THE TASK -
Reproduce each line bearing the word "invested".

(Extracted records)
• • •
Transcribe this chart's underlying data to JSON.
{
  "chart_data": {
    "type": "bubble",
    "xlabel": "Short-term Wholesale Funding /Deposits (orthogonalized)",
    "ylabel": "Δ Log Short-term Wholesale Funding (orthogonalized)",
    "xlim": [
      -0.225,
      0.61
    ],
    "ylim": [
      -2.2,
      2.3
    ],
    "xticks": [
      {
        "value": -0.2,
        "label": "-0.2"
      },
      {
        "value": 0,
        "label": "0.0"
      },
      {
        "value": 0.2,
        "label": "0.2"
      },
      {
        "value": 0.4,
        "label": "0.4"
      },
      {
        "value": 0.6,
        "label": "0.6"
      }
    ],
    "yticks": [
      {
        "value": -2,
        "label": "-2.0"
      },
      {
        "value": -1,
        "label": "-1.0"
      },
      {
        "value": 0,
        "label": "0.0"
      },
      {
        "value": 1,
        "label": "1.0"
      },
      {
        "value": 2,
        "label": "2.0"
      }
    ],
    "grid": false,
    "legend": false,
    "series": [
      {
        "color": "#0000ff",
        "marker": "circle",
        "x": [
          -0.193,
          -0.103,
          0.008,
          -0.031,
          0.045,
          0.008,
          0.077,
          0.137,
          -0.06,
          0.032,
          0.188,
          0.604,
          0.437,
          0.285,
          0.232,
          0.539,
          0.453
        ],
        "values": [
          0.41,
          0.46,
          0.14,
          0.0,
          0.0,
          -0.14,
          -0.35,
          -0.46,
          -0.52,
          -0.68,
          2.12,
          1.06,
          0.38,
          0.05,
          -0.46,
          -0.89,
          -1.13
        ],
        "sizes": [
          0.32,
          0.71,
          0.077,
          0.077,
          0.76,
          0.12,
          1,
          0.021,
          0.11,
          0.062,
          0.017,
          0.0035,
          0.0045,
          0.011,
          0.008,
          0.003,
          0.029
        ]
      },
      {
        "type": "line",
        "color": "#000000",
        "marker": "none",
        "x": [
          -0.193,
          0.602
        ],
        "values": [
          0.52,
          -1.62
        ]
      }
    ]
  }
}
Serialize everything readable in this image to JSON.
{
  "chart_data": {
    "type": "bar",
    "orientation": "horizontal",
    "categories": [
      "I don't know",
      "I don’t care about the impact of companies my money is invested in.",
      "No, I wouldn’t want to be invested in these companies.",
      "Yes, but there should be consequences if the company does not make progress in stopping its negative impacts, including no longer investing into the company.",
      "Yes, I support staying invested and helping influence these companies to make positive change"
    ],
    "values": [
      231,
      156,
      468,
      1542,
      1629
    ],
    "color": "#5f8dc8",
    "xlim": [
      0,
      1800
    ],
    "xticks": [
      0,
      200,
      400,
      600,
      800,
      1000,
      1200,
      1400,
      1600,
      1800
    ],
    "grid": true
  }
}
• • •
SOLUTION -
      "I don’t care about the impact of companies my money is invested in.",
      "No, I wouldn’t want to be invested in these companies.",
      "Yes, I support staying invested and helping influence these companies to make positive change"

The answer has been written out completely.